## CHALLENGE
Identify and reproduce every line holding the string "składzie".

=-=-=

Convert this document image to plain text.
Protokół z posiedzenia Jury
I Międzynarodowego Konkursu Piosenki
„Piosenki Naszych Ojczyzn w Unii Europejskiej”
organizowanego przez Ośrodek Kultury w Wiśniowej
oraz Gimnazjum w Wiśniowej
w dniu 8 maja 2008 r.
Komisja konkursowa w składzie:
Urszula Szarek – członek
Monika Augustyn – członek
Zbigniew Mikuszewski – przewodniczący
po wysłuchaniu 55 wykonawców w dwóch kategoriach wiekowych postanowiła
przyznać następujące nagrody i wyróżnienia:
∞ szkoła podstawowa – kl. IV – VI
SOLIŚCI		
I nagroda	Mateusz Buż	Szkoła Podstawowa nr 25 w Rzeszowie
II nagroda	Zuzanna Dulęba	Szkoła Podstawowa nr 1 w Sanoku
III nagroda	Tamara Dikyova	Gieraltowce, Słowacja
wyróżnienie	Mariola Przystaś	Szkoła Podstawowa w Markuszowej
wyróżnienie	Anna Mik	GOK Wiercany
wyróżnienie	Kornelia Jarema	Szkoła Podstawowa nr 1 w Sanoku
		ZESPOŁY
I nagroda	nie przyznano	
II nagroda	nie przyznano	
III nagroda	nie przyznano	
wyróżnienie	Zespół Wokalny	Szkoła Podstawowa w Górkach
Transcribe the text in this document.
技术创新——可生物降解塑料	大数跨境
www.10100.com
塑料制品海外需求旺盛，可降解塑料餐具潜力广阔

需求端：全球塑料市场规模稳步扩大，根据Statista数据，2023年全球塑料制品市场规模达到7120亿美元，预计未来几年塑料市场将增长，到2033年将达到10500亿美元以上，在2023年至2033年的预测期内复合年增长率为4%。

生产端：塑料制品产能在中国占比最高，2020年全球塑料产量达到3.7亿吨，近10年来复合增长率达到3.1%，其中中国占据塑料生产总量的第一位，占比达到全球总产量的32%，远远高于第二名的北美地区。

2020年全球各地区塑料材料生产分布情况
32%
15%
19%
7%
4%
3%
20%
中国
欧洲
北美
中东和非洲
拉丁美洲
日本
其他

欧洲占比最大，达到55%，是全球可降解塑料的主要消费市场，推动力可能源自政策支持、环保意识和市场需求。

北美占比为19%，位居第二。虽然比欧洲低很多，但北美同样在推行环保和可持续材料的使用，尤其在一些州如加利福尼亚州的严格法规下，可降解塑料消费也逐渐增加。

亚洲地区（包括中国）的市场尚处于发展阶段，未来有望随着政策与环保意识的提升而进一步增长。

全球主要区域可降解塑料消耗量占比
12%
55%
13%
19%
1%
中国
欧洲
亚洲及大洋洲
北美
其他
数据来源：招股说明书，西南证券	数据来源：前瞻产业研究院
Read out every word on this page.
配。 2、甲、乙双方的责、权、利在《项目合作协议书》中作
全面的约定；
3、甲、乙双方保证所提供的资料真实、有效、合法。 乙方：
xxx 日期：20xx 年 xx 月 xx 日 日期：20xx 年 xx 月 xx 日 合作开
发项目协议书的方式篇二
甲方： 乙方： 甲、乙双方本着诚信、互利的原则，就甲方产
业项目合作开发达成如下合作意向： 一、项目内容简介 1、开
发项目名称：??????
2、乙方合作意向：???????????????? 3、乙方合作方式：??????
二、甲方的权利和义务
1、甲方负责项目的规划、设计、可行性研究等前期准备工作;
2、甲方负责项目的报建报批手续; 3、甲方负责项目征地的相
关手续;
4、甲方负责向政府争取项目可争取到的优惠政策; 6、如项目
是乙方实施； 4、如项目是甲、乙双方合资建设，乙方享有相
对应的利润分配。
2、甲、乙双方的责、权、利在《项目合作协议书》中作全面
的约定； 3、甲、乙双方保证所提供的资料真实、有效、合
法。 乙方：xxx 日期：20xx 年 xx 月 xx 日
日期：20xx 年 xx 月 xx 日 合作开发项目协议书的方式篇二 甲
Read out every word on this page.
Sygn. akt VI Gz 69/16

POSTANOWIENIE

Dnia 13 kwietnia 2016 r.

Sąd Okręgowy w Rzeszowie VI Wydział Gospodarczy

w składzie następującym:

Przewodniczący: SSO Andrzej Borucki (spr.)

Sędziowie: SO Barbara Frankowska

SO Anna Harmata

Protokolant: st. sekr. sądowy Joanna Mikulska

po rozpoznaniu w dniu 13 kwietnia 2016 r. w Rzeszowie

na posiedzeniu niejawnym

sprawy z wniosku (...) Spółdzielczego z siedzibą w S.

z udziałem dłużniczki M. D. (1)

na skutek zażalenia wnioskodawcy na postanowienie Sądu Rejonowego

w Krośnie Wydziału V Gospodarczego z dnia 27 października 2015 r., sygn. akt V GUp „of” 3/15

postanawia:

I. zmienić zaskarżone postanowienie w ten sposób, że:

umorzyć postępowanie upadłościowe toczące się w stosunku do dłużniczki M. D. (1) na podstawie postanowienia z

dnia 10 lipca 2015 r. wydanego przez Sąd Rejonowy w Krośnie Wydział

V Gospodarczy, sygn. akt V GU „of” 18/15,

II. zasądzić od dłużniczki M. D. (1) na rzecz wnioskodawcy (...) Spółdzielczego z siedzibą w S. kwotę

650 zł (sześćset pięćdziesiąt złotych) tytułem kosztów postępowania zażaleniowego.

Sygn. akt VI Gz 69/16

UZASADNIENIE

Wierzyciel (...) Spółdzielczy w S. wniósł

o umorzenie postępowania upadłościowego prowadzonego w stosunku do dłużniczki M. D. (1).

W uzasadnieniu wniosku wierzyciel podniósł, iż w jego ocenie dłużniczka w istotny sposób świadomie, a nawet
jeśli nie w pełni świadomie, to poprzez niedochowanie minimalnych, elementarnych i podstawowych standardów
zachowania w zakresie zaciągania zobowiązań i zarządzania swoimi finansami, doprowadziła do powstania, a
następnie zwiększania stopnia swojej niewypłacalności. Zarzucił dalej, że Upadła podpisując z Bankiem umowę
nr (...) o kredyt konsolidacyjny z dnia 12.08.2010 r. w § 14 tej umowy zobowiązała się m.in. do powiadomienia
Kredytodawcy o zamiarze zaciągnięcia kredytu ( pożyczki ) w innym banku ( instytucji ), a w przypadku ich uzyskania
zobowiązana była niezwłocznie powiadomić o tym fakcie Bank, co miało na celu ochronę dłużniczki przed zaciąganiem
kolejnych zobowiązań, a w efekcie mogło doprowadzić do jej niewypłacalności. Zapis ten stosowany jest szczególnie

=-=-=

## EXERCISE OUTPUT
Komisja konkursowa w składzie:
w składzie następującym:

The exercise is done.